Record set:
====

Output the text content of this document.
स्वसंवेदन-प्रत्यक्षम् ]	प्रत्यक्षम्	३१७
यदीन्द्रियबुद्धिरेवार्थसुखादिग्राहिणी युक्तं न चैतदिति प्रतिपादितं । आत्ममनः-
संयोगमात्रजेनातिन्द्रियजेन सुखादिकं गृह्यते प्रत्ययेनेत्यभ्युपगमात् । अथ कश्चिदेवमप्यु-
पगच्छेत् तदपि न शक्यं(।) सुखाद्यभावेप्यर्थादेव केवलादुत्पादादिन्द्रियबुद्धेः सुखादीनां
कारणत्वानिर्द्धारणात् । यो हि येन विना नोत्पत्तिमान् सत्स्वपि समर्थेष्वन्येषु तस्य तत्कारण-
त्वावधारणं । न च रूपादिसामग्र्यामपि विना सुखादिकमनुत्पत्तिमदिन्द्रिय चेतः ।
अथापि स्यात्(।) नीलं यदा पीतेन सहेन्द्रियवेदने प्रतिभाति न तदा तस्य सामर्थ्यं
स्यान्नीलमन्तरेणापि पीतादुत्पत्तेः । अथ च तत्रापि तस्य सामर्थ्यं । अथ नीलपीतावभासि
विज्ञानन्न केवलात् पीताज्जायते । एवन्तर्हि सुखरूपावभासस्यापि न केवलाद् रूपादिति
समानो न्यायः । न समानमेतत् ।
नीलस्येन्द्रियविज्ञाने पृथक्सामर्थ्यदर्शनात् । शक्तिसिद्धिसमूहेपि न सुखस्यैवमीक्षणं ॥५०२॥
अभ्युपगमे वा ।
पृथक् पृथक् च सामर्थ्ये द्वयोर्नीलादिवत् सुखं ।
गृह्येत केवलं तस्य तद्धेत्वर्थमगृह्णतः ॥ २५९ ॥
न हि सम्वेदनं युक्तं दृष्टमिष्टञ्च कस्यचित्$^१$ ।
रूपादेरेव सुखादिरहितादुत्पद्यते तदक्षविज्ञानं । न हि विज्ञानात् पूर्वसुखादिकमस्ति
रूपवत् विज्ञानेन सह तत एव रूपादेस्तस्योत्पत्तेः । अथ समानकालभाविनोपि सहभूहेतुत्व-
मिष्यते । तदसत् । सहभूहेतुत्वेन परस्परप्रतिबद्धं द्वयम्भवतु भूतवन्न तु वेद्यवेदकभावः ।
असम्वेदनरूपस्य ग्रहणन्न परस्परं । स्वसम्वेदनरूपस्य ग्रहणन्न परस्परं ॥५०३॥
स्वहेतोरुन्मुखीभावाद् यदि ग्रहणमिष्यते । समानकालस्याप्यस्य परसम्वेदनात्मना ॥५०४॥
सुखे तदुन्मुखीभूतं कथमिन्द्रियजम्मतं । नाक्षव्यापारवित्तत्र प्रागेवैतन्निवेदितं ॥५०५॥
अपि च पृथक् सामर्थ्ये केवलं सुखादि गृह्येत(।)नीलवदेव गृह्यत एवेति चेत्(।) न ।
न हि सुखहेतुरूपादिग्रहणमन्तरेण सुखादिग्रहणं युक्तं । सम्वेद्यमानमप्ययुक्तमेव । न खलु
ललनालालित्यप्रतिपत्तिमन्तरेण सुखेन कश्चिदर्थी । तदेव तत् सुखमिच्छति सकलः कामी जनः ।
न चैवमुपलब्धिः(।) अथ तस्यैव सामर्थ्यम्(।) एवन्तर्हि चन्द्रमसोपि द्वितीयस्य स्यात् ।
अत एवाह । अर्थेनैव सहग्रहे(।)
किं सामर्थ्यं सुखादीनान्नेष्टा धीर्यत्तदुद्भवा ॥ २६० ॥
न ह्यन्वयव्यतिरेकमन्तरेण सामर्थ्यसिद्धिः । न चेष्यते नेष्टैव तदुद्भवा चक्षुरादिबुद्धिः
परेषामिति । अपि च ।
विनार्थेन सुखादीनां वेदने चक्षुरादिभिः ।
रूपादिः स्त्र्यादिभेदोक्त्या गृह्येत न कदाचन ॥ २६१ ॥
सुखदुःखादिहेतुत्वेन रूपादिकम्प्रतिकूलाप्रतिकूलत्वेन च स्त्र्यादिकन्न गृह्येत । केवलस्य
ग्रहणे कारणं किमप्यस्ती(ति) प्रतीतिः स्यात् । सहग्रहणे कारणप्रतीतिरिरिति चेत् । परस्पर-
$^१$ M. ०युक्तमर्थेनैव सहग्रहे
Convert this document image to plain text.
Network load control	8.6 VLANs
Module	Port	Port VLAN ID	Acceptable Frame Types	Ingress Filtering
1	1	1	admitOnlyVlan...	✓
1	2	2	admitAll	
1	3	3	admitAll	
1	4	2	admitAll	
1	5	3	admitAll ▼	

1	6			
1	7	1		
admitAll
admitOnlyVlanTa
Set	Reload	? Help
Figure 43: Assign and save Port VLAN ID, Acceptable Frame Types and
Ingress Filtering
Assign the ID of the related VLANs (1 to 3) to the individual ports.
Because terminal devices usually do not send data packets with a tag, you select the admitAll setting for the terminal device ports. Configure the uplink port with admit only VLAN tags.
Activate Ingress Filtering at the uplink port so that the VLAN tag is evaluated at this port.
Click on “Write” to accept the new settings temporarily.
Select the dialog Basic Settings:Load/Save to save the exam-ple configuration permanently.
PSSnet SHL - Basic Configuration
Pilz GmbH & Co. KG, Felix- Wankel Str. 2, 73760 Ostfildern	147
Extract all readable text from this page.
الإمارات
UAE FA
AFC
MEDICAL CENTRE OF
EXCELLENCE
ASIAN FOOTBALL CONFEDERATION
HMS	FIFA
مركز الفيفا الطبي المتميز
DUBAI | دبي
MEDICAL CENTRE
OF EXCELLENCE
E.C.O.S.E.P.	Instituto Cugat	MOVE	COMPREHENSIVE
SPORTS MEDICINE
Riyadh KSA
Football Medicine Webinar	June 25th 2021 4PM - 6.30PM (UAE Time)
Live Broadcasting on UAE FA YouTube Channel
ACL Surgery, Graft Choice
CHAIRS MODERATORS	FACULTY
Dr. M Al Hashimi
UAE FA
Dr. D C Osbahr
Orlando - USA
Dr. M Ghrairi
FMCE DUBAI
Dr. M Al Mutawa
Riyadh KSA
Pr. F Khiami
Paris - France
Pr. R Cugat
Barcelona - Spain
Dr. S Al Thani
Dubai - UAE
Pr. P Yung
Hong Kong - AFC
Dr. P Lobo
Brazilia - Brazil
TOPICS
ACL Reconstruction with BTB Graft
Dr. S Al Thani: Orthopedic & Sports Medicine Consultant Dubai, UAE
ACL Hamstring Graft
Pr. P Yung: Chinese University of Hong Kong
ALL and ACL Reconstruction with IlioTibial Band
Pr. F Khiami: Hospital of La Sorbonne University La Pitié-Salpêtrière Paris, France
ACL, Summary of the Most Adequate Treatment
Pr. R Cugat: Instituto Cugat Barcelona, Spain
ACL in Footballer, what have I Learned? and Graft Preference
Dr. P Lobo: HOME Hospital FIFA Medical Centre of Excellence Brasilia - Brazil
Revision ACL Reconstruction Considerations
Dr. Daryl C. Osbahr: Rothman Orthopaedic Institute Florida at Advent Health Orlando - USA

====

Exactly reproduce the material above.

Result of the task:
Output the text content of this document.
स्वसंवेदन-प्रत्यक्षम् ]	प्रत्यक्षम्	३१७
यदीन्द्रियबुद्धिरेवार्थसुखादिग्राहिणी युक्तं न चैतदिति प्रतिपादितं । आत्ममनः-
संयोगमात्रजेनातिन्द्रियजेन सुखादिकं गृह्यते प्रत्ययेनेत्यभ्युपगमात् । अथ कश्चिदेवमप्यु-
पगच्छेत् तदपि न शक्यं(।) सुखाद्यभावेप्यर्थादेव केवलादुत्पादादिन्द्रियबुद्धेः सुखादीनां
कारणत्वानिर्द्धारणात् । यो हि येन विना नोत्पत्तिमान् सत्स्वपि समर्थेष्वन्येषु तस्य तत्कारण-
त्वावधारणं । न च रूपादिसामग्र्यामपि विना सुखादिकमनुत्पत्तिमदिन्द्रिय चेतः ।
अथापि स्यात्(।) नीलं यदा पीतेन सहेन्द्रियवेदने प्रतिभाति न तदा तस्य सामर्थ्यं
स्यान्नीलमन्तरेणापि पीतादुत्पत्तेः । अथ च तत्रापि तस्य सामर्थ्यं । अथ नीलपीतावभासि
विज्ञानन्न केवलात् पीताज्जायते । एवन्तर्हि सुखरूपावभासस्यापि न केवलाद् रूपादिति
समानो न्यायः । न समानमेतत् ।
नीलस्येन्द्रियविज्ञाने पृथक्सामर्थ्यदर्शनात् । शक्तिसिद्धिसमूहेपि न सुखस्यैवमीक्षणं ॥५०२॥
अभ्युपगमे वा ।
पृथक् पृथक् च सामर्थ्ये द्वयोर्नीलादिवत् सुखं ।
गृह्येत केवलं तस्य तद्धेत्वर्थमगृह्णतः ॥ २५९ ॥
न हि सम्वेदनं युक्तं दृष्टमिष्टञ्च कस्यचित्$^१$ ।
रूपादेरेव सुखादिरहितादुत्पद्यते तदक्षविज्ञानं । न हि विज्ञानात् पूर्वसुखादिकमस्ति
रूपवत् विज्ञानेन सह तत एव रूपादेस्तस्योत्पत्तेः । अथ समानकालभाविनोपि सहभूहेतुत्व-
मिष्यते । तदसत् । सहभूहेतुत्वेन परस्परप्रतिबद्धं द्वयम्भवतु भूतवन्न तु वेद्यवेदकभावः ।
असम्वेदनरूपस्य ग्रहणन्न परस्परं । स्वसम्वेदनरूपस्य ग्रहणन्न परस्परं ॥५०३॥
स्वहेतोरुन्मुखीभावाद् यदि ग्रहणमिष्यते । समानकालस्याप्यस्य परसम्वेदनात्मना ॥५०४॥
सुखे तदुन्मुखीभूतं कथमिन्द्रियजम्मतं । नाक्षव्यापारवित्तत्र प्रागेवैतन्निवेदितं ॥५०५॥
अपि च पृथक् सामर्थ्ये केवलं सुखादि गृह्येत(।)नीलवदेव गृह्यत एवेति चेत्(।) न ।
न हि सुखहेतुरूपादिग्रहणमन्तरेण सुखादिग्रहणं युक्तं । सम्वेद्यमानमप्ययुक्तमेव । न खलु
ललनालालित्यप्रतिपत्तिमन्तरेण सुखेन कश्चिदर्थी । तदेव तत् सुखमिच्छति सकलः कामी जनः ।
न चैवमुपलब्धिः(।) अथ तस्यैव सामर्थ्यम्(।) एवन्तर्हि चन्द्रमसोपि द्वितीयस्य स्यात् ।
अत एवाह । अर्थेनैव सहग्रहे(।)
किं सामर्थ्यं सुखादीनान्नेष्टा धीर्यत्तदुद्भवा ॥ २६० ॥
न ह्यन्वयव्यतिरेकमन्तरेण सामर्थ्यसिद्धिः । न चेष्यते नेष्टैव तदुद्भवा चक्षुरादिबुद्धिः
परेषामिति । अपि च ।
विनार्थेन सुखादीनां वेदने चक्षुरादिभिः ।
रूपादिः स्त्र्यादिभेदोक्त्या गृह्येत न कदाचन ॥ २६१ ॥
सुखदुःखादिहेतुत्वेन रूपादिकम्प्रतिकूलाप्रतिकूलत्वेन च स्त्र्यादिकन्न गृह्येत । केवलस्य
ग्रहणे कारणं किमप्यस्ती(ति) प्रतीतिः स्यात् । सहग्रहणे कारणप्रतीतिरिरिति चेत् । परस्पर-
$^१$ M. ०युक्तमर्थेनैव सहग्रहे
Convert this document image to plain text.
Network load control	8.6 VLANs
Module	Port	Port VLAN ID	Acceptable Frame Types	Ingress Filtering
1	1	1	admitOnlyVlan...	✓
1	2	2	admitAll	
1	3	3	admitAll	
1	4	2	admitAll	
1	5	3	admitAll ▼	

1	6			
1	7	1		
admitAll
admitOnlyVlanTa
Set	Reload	? Help
Figure 43: Assign and save Port VLAN ID, Acceptable Frame Types and
Ingress Filtering
Assign the ID of the related VLANs (1 to 3) to the individual ports.
Because terminal devices usually do not send data packets with a tag, you select the admitAll setting for the terminal device ports. Configure the uplink port with admit only VLAN tags.
Activate Ingress Filtering at the uplink port so that the VLAN tag is evaluated at this port.
Click on “Write” to accept the new settings temporarily.
Select the dialog Basic Settings:Load/Save to save the exam-ple configuration permanently.
PSSnet SHL - Basic Configuration
Pilz GmbH & Co. KG, Felix- Wankel Str. 2, 73760 Ostfildern	147
Extract all readable text from this page.
الإمارات
UAE FA
AFC
MEDICAL CENTRE OF
EXCELLENCE
ASIAN FOOTBALL CONFEDERATION
HMS	FIFA
مركز الفيفا الطبي المتميز
DUBAI | دبي
MEDICAL CENTRE
OF EXCELLENCE
E.C.O.S.E.P.	Instituto Cugat	MOVE	COMPREHENSIVE
SPORTS MEDICINE
Riyadh KSA
Football Medicine Webinar	June 25th 2021 4PM - 6.30PM (UAE Time)
Live Broadcasting on UAE FA YouTube Channel
ACL Surgery, Graft Choice
CHAIRS MODERATORS	FACULTY
Dr. M Al Hashimi
UAE FA
Dr. D C Osbahr
Orlando - USA
Dr. M Ghrairi
FMCE DUBAI
Dr. M Al Mutawa
Riyadh KSA
Pr. F Khiami
Paris - France
Pr. R Cugat
Barcelona - Spain
Dr. S Al Thani
Dubai - UAE
Pr. P Yung
Hong Kong - AFC
Dr. P Lobo
Brazilia - Brazil
TOPICS
ACL Reconstruction with BTB Graft
Dr. S Al Thani: Orthopedic & Sports Medicine Consultant Dubai, UAE
ACL Hamstring Graft
Pr. P Yung: Chinese University of Hong Kong
ALL and ACL Reconstruction with IlioTibial Band
Pr. F Khiami: Hospital of La Sorbonne University La Pitié-Salpêtrière Paris, France
ACL, Summary of the Most Adequate Treatment
Pr. R Cugat: Instituto Cugat Barcelona, Spain
ACL in Footballer, what have I Learned? and Graft Preference
Dr. P Lobo: HOME Hospital FIFA Medical Centre of Excellence Brasilia - Brazil
Revision ACL Reconstruction Considerations
Dr. Daryl C. Osbahr: Rothman Orthopaedic Institute Florida at Advent Health Orlando - USA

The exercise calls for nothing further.